= The data =
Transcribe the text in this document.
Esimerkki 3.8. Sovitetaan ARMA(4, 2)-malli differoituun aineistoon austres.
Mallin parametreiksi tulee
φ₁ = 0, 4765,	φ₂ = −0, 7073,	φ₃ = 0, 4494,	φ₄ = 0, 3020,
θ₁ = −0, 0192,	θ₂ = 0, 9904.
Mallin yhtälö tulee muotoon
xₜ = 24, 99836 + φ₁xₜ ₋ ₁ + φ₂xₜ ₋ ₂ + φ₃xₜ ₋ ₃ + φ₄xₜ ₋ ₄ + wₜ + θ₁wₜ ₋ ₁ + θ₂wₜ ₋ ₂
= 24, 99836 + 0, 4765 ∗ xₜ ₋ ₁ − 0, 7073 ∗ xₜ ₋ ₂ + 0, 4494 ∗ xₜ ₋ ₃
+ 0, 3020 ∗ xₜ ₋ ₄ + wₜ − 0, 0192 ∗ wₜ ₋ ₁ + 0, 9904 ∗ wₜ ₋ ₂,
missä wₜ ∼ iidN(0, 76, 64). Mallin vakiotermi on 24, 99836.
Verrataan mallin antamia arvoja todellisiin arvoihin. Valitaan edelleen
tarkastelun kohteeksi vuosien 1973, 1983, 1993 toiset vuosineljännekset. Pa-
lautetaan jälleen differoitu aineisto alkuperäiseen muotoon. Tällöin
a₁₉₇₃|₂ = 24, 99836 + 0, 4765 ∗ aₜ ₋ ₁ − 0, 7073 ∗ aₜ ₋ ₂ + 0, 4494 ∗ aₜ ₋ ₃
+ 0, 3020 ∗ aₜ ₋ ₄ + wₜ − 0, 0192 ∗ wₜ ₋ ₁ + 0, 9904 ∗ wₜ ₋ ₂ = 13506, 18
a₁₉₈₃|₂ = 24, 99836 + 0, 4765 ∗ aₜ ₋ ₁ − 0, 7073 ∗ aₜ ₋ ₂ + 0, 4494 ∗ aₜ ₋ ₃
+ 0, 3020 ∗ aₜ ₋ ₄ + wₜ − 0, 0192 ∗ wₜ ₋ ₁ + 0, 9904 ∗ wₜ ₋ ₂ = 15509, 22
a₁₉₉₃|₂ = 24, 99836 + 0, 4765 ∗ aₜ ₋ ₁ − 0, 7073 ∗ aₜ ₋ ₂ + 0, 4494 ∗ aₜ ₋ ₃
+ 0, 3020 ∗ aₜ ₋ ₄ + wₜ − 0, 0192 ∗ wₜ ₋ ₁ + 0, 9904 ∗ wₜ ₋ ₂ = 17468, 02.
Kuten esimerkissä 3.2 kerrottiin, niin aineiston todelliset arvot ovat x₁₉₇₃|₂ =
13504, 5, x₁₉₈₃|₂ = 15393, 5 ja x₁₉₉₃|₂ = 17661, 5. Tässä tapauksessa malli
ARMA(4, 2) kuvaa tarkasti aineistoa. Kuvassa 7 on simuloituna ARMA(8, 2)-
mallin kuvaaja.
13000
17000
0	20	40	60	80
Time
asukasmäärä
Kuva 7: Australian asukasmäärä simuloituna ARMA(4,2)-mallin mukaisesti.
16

= What the exercise asks =
Output every line above without altering anything.

= Final result =
Transcribe the text in this document.
Esimerkki 3.8. Sovitetaan ARMA(4, 2)-malli differoituun aineistoon austres.
Mallin parametreiksi tulee
φ₁ = 0, 4765,	φ₂ = −0, 7073,	φ₃ = 0, 4494,	φ₄ = 0, 3020,
θ₁ = −0, 0192,	θ₂ = 0, 9904.
Mallin yhtälö tulee muotoon
xₜ = 24, 99836 + φ₁xₜ ₋ ₁ + φ₂xₜ ₋ ₂ + φ₃xₜ ₋ ₃ + φ₄xₜ ₋ ₄ + wₜ + θ₁wₜ ₋ ₁ + θ₂wₜ ₋ ₂
= 24, 99836 + 0, 4765 ∗ xₜ ₋ ₁ − 0, 7073 ∗ xₜ ₋ ₂ + 0, 4494 ∗ xₜ ₋ ₃
+ 0, 3020 ∗ xₜ ₋ ₄ + wₜ − 0, 0192 ∗ wₜ ₋ ₁ + 0, 9904 ∗ wₜ ₋ ₂,
missä wₜ ∼ iidN(0, 76, 64). Mallin vakiotermi on 24, 99836.
Verrataan mallin antamia arvoja todellisiin arvoihin. Valitaan edelleen
tarkastelun kohteeksi vuosien 1973, 1983, 1993 toiset vuosineljännekset. Pa-
lautetaan jälleen differoitu aineisto alkuperäiseen muotoon. Tällöin
a₁₉₇₃|₂ = 24, 99836 + 0, 4765 ∗ aₜ ₋ ₁ − 0, 7073 ∗ aₜ ₋ ₂ + 0, 4494 ∗ aₜ ₋ ₃
+ 0, 3020 ∗ aₜ ₋ ₄ + wₜ − 0, 0192 ∗ wₜ ₋ ₁ + 0, 9904 ∗ wₜ ₋ ₂ = 13506, 18
a₁₉₈₃|₂ = 24, 99836 + 0, 4765 ∗ aₜ ₋ ₁ − 0, 7073 ∗ aₜ ₋ ₂ + 0, 4494 ∗ aₜ ₋ ₃
+ 0, 3020 ∗ aₜ ₋ ₄ + wₜ − 0, 0192 ∗ wₜ ₋ ₁ + 0, 9904 ∗ wₜ ₋ ₂ = 15509, 22
a₁₉₉₃|₂ = 24, 99836 + 0, 4765 ∗ aₜ ₋ ₁ − 0, 7073 ∗ aₜ ₋ ₂ + 0, 4494 ∗ aₜ ₋ ₃
+ 0, 3020 ∗ aₜ ₋ ₄ + wₜ − 0, 0192 ∗ wₜ ₋ ₁ + 0, 9904 ∗ wₜ ₋ ₂ = 17468, 02.
Kuten esimerkissä 3.2 kerrottiin, niin aineiston todelliset arvot ovat x₁₉₇₃|₂ =
13504, 5, x₁₉₈₃|₂ = 15393, 5 ja x₁₉₉₃|₂ = 17661, 5. Tässä tapauksessa malli
ARMA(4, 2) kuvaa tarkasti aineistoa. Kuvassa 7 on simuloituna ARMA(8, 2)-
mallin kuvaaja.
13000
17000
0	20	40	60	80
Time
asukasmäärä
Kuva 7: Australian asukasmäärä simuloituna ARMA(4,2)-mallin mukaisesti.
16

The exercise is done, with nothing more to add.